Collection entries

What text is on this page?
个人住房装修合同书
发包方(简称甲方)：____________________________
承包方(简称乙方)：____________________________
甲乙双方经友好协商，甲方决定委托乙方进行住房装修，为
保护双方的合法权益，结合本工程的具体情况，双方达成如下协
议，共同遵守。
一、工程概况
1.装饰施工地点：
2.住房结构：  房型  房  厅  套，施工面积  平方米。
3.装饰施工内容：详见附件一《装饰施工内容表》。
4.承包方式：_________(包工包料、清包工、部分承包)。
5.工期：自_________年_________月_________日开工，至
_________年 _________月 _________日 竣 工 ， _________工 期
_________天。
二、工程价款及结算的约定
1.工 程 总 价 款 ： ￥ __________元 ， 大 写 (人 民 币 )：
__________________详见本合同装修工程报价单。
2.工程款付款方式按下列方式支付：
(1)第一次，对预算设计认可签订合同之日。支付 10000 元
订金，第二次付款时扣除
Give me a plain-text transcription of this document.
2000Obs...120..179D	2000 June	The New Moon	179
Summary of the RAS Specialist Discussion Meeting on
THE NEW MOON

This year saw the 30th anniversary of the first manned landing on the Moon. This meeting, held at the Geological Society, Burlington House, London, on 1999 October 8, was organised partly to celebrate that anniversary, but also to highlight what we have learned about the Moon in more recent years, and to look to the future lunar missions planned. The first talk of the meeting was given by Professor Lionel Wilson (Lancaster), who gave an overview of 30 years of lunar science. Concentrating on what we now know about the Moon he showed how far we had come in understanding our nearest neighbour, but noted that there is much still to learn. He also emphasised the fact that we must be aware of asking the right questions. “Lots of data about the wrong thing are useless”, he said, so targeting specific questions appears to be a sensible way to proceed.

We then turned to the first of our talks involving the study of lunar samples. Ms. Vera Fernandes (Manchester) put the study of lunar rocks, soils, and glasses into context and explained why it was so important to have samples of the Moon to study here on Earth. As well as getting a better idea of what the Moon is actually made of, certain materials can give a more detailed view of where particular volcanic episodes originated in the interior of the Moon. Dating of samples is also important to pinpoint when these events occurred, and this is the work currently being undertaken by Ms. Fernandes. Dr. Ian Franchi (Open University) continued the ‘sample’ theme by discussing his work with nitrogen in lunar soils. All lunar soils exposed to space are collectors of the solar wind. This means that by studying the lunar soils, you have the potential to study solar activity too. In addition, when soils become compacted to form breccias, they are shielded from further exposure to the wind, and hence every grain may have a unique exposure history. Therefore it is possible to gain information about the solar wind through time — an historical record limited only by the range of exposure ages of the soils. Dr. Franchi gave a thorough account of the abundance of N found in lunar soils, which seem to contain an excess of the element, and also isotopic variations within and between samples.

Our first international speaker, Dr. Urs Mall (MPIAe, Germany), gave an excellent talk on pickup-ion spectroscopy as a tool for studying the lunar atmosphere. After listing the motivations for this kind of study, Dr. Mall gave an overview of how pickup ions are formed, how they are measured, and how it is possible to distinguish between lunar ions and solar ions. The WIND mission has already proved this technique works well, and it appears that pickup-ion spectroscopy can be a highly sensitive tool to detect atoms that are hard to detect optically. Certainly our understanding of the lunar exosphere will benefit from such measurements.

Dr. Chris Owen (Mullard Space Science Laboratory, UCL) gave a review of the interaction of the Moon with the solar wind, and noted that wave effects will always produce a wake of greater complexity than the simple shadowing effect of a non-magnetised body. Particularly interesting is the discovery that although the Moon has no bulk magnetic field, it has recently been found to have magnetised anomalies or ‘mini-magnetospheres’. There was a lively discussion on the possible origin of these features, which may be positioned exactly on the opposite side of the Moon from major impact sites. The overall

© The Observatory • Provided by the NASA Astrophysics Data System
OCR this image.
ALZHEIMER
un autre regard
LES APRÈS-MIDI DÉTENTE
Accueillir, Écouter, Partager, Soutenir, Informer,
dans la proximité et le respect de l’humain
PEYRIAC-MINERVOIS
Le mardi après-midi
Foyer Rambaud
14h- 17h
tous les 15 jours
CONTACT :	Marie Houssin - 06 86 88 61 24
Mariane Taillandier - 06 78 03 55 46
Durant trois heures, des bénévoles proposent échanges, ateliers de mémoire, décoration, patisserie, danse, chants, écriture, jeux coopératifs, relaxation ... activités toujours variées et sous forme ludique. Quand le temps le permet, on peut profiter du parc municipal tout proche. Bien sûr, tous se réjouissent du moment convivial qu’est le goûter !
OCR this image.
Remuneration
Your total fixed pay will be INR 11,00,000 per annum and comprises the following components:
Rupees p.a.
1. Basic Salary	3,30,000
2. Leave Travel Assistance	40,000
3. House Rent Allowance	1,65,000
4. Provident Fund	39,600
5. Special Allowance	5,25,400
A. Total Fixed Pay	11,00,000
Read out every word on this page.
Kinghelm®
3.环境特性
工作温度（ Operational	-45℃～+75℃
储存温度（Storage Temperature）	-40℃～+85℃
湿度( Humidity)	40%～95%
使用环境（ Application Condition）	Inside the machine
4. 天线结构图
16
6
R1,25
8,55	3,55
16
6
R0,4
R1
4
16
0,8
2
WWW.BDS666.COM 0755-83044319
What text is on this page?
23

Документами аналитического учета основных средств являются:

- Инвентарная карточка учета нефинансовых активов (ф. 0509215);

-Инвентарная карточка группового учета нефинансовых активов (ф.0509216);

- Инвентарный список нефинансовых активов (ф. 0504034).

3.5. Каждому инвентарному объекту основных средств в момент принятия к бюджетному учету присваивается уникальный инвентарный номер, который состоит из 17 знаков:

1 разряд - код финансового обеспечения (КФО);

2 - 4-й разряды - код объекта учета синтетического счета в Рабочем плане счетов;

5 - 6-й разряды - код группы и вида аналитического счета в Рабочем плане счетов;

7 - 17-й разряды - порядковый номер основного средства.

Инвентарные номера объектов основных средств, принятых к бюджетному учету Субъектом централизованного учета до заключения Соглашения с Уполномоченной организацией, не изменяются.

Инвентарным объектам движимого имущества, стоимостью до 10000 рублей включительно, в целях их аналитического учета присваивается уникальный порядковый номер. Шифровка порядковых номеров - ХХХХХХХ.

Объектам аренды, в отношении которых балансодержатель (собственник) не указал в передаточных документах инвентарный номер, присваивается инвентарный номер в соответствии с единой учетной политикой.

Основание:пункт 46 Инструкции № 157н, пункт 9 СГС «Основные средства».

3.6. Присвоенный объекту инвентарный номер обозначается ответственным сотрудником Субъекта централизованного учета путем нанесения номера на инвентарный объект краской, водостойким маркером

INSTRUCTION ▸
Would you copy out each line exactly as written?

THE RESPONSE ▸
What text is on this page?
个人住房装修合同书
发包方(简称甲方)：____________________________
承包方(简称乙方)：____________________________
甲乙双方经友好协商，甲方决定委托乙方进行住房装修，为
保护双方的合法权益，结合本工程的具体情况，双方达成如下协
议，共同遵守。
一、工程概况
1.装饰施工地点：
2.住房结构：  房型  房  厅  套，施工面积  平方米。
3.装饰施工内容：详见附件一《装饰施工内容表》。
4.承包方式：_________(包工包料、清包工、部分承包)。
5.工期：自_________年_________月_________日开工，至
_________年 _________月 _________日 竣 工 ， _________工 期
_________天。
二、工程价款及结算的约定
1.工 程 总 价 款 ： ￥ __________元 ， 大 写 (人 民 币 )：
__________________详见本合同装修工程报价单。
2.工程款付款方式按下列方式支付：
(1)第一次，对预算设计认可签订合同之日。支付 10000 元
订金，第二次付款时扣除
Give me a plain-text transcription of this document.
2000Obs...120..179D	2000 June	The New Moon	179
Summary of the RAS Specialist Discussion Meeting on
THE NEW MOON

This year saw the 30th anniversary of the first manned landing on the Moon. This meeting, held at the Geological Society, Burlington House, London, on 1999 October 8, was organised partly to celebrate that anniversary, but also to highlight what we have learned about the Moon in more recent years, and to look to the future lunar missions planned. The first talk of the meeting was given by Professor Lionel Wilson (Lancaster), who gave an overview of 30 years of lunar science. Concentrating on what we now know about the Moon he showed how far we had come in understanding our nearest neighbour, but noted that there is much still to learn. He also emphasised the fact that we must be aware of asking the right questions. “Lots of data about the wrong thing are useless”, he said, so targeting specific questions appears to be a sensible way to proceed.

We then turned to the first of our talks involving the study of lunar samples. Ms. Vera Fernandes (Manchester) put the study of lunar rocks, soils, and glasses into context and explained why it was so important to have samples of the Moon to study here on Earth. As well as getting a better idea of what the Moon is actually made of, certain materials can give a more detailed view of where particular volcanic episodes originated in the interior of the Moon. Dating of samples is also important to pinpoint when these events occurred, and this is the work currently being undertaken by Ms. Fernandes. Dr. Ian Franchi (Open University) continued the ‘sample’ theme by discussing his work with nitrogen in lunar soils. All lunar soils exposed to space are collectors of the solar wind. This means that by studying the lunar soils, you have the potential to study solar activity too. In addition, when soils become compacted to form breccias, they are shielded from further exposure to the wind, and hence every grain may have a unique exposure history. Therefore it is possible to gain information about the solar wind through time — an historical record limited only by the range of exposure ages of the soils. Dr. Franchi gave a thorough account of the abundance of N found in lunar soils, which seem to contain an excess of the element, and also isotopic variations within and between samples.

Our first international speaker, Dr. Urs Mall (MPIAe, Germany), gave an excellent talk on pickup-ion spectroscopy as a tool for studying the lunar atmosphere. After listing the motivations for this kind of study, Dr. Mall gave an overview of how pickup ions are formed, how they are measured, and how it is possible to distinguish between lunar ions and solar ions. The WIND mission has already proved this technique works well, and it appears that pickup-ion spectroscopy can be a highly sensitive tool to detect atoms that are hard to detect optically. Certainly our understanding of the lunar exosphere will benefit from such measurements.

Dr. Chris Owen (Mullard Space Science Laboratory, UCL) gave a review of the interaction of the Moon with the solar wind, and noted that wave effects will always produce a wake of greater complexity than the simple shadowing effect of a non-magnetised body. Particularly interesting is the discovery that although the Moon has no bulk magnetic field, it has recently been found to have magnetised anomalies or ‘mini-magnetospheres’. There was a lively discussion on the possible origin of these features, which may be positioned exactly on the opposite side of the Moon from major impact sites. The overall

© The Observatory • Provided by the NASA Astrophysics Data System
OCR this image.
ALZHEIMER
un autre regard
LES APRÈS-MIDI DÉTENTE
Accueillir, Écouter, Partager, Soutenir, Informer,
dans la proximité et le respect de l’humain
PEYRIAC-MINERVOIS
Le mardi après-midi
Foyer Rambaud
14h- 17h
tous les 15 jours
CONTACT :	Marie Houssin - 06 86 88 61 24
Mariane Taillandier - 06 78 03 55 46
Durant trois heures, des bénévoles proposent échanges, ateliers de mémoire, décoration, patisserie, danse, chants, écriture, jeux coopératifs, relaxation ... activités toujours variées et sous forme ludique. Quand le temps le permet, on peut profiter du parc municipal tout proche. Bien sûr, tous se réjouissent du moment convivial qu’est le goûter !
OCR this image.
Remuneration
Your total fixed pay will be INR 11,00,000 per annum and comprises the following components:
Rupees p.a.
1. Basic Salary	3,30,000
2. Leave Travel Assistance	40,000
3. House Rent Allowance	1,65,000
4. Provident Fund	39,600
5. Special Allowance	5,25,400
A. Total Fixed Pay	11,00,000
Read out every word on this page.
Kinghelm®
3.环境特性
工作温度（ Operational	-45℃～+75℃
储存温度（Storage Temperature）	-40℃～+85℃
湿度( Humidity)	40%～95%
使用环境（ Application Condition）	Inside the machine
4. 天线结构图
16
6
R1,25
8,55	3,55
16
6
R0,4
R1
4
16
0,8
2
WWW.BDS666.COM 0755-83044319
What text is on this page?
23

Документами аналитического учета основных средств являются:

- Инвентарная карточка учета нефинансовых активов (ф. 0509215);

-Инвентарная карточка группового учета нефинансовых активов (ф.0509216);

- Инвентарный список нефинансовых активов (ф. 0504034).

3.5. Каждому инвентарному объекту основных средств в момент принятия к бюджетному учету присваивается уникальный инвентарный номер, который состоит из 17 знаков:

1 разряд - код финансового обеспечения (КФО);

2 - 4-й разряды - код объекта учета синтетического счета в Рабочем плане счетов;

5 - 6-й разряды - код группы и вида аналитического счета в Рабочем плане счетов;

7 - 17-й разряды - порядковый номер основного средства.

Инвентарные номера объектов основных средств, принятых к бюджетному учету Субъектом централизованного учета до заключения Соглашения с Уполномоченной организацией, не изменяются.

Инвентарным объектам движимого имущества, стоимостью до 10000 рублей включительно, в целях их аналитического учета присваивается уникальный порядковый номер. Шифровка порядковых номеров - ХХХХХХХ.

Объектам аренды, в отношении которых балансодержатель (собственник) не указал в передаточных документах инвентарный номер, присваивается инвентарный номер в соответствии с единой учетной политикой.

Основание:пункт 46 Инструкции № 157н, пункт 9 СГС «Основные средства».

3.6. Присвоенный объекту инвентарный номер обозначается ответственным сотрудником Субъекта централизованного учета путем нанесения номера на инвентарный объект краской, водостойким маркером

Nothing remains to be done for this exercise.